*** Provided passage Section Begins ***

Diagnostic Criteria for ERU

ERU is diagnosed when a horse has two or more separate episodes of uveitis in the same eye, OR evidence of chronic/insidious inflammation. A single episode of uveitis does not confirm ERU - horses remain at risk for years following an initial bout.

Complete Ophthalmic Examination

Laboratory Diagnostics

Serum Leptospira MAT: Low specificity due to high seroprevalence in normal horses (up to 75%). A titer greater than or equal to 1:100 is considered positive, but does not confirm ERU.

Aqueous/Vitreous Humor Analysis: More specific than serum testing. PCR for Leptospira DNA is 70% sensitive in ERU horses. MAT on ocular fluids is 90% positive in ERU vitreous samples. Calculate C-value (aqueous titer divided by serum titer) - a value greater than 1 indicates local antibody production.

Minimum Database: CBC and serum biochemistry to rule out systemic disease, especially in acute uveitis.

Differential Diagnosis

Treatment

Treatment goals: Decrease inflammation, relieve pain, prevent posterior synechiae, and minimize progression to blindness. Early aggressive treatment is associated with better outcomes.

*** Provided passage Section Ends ***

Reproduce word for word the part of the ERU diagnostic criteria text starting with "Aqueous/Vitreous Humor Analysis: More" and going on through "in acute uveitis.".

*** Data shown Section Begins ***

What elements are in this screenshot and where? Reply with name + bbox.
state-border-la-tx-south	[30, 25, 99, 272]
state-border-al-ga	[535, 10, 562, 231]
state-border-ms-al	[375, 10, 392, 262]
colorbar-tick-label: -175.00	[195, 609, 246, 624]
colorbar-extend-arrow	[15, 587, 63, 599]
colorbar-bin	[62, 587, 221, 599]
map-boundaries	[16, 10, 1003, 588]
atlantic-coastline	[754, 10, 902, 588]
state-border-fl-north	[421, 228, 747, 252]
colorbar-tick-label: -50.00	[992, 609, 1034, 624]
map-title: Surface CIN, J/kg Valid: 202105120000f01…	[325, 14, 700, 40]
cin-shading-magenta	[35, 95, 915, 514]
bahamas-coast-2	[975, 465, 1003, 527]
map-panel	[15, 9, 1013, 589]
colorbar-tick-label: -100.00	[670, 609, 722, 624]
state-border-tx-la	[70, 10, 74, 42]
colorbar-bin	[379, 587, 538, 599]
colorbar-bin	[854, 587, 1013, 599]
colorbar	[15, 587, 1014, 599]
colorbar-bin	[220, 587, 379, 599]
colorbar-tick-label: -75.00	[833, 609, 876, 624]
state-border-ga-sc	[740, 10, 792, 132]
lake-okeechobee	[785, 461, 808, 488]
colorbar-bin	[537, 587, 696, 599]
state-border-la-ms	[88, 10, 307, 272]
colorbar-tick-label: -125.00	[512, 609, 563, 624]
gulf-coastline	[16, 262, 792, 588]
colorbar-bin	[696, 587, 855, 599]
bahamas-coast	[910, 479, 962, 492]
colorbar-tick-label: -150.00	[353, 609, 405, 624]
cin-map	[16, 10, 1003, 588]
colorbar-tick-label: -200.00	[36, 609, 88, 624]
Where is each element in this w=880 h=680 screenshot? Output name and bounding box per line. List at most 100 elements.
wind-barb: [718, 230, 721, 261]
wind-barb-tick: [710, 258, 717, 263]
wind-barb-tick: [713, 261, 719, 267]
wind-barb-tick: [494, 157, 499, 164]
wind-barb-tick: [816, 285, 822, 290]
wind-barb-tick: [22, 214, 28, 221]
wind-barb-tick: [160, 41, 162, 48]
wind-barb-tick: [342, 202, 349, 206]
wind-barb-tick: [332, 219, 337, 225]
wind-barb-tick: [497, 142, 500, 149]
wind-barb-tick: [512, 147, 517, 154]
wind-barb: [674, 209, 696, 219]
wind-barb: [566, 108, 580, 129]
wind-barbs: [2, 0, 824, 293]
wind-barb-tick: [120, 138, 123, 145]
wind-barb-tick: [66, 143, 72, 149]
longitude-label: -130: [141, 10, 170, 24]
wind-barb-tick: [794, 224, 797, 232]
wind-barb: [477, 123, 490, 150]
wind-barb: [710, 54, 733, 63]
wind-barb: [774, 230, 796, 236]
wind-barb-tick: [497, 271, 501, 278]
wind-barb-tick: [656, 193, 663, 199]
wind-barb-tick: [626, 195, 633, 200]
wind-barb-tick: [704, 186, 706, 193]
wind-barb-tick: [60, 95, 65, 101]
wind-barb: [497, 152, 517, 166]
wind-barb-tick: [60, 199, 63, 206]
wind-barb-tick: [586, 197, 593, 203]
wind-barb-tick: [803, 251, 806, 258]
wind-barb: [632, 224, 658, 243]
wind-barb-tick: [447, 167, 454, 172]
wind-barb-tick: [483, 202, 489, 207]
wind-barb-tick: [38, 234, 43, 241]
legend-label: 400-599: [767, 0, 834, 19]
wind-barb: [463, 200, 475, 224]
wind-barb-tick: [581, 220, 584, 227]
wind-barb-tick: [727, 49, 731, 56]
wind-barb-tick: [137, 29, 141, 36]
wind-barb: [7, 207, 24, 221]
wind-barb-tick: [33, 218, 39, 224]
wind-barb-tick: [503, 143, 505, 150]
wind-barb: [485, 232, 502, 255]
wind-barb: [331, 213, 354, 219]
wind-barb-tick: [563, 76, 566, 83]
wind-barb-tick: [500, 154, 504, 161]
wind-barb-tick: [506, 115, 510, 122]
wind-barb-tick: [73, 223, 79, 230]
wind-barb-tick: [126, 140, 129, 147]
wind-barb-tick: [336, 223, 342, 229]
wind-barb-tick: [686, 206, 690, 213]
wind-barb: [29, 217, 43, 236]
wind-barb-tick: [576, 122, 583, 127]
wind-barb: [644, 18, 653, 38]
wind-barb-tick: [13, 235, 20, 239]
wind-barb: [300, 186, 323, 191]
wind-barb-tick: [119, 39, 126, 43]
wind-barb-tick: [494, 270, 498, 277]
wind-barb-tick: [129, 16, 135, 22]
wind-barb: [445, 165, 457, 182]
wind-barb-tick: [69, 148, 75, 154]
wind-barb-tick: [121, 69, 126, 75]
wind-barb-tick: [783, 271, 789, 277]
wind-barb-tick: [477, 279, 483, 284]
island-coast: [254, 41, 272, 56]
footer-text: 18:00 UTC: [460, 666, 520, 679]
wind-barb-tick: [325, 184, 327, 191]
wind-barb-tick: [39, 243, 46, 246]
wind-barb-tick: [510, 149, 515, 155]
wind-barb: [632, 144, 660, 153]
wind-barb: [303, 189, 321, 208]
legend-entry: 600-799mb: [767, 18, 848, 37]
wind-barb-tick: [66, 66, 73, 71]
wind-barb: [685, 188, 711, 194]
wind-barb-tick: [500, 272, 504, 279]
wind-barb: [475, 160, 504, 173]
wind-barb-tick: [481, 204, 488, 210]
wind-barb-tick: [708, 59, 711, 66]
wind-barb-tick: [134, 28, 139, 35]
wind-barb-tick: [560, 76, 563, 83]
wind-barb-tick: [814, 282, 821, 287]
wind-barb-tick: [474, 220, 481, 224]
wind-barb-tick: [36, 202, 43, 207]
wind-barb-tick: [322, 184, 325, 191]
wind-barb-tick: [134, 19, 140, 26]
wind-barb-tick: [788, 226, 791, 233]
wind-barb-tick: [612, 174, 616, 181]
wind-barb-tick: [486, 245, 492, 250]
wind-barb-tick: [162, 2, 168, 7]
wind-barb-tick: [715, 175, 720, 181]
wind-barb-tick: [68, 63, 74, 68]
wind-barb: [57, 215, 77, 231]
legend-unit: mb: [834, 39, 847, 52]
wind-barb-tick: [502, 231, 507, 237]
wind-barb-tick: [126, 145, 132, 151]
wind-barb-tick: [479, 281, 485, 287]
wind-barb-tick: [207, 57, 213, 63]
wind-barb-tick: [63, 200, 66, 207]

*** Data shown Section Ends ***

# Solution to this task
Aqueous/Vitreous Humor Analysis: More specific than serum testing. PCR for Leptospira DNA is 70% sensitive in ERU horses. MAT on ocular fluids is 90% positive in ERU vitreous samples. Calculate C-value (aqueous titer divided by serum titer) - a value greater than 1 indicates local antibody production.

Minimum Database: CBC and serum biochemistry to rule out systemic disease, especially in acute uveitis.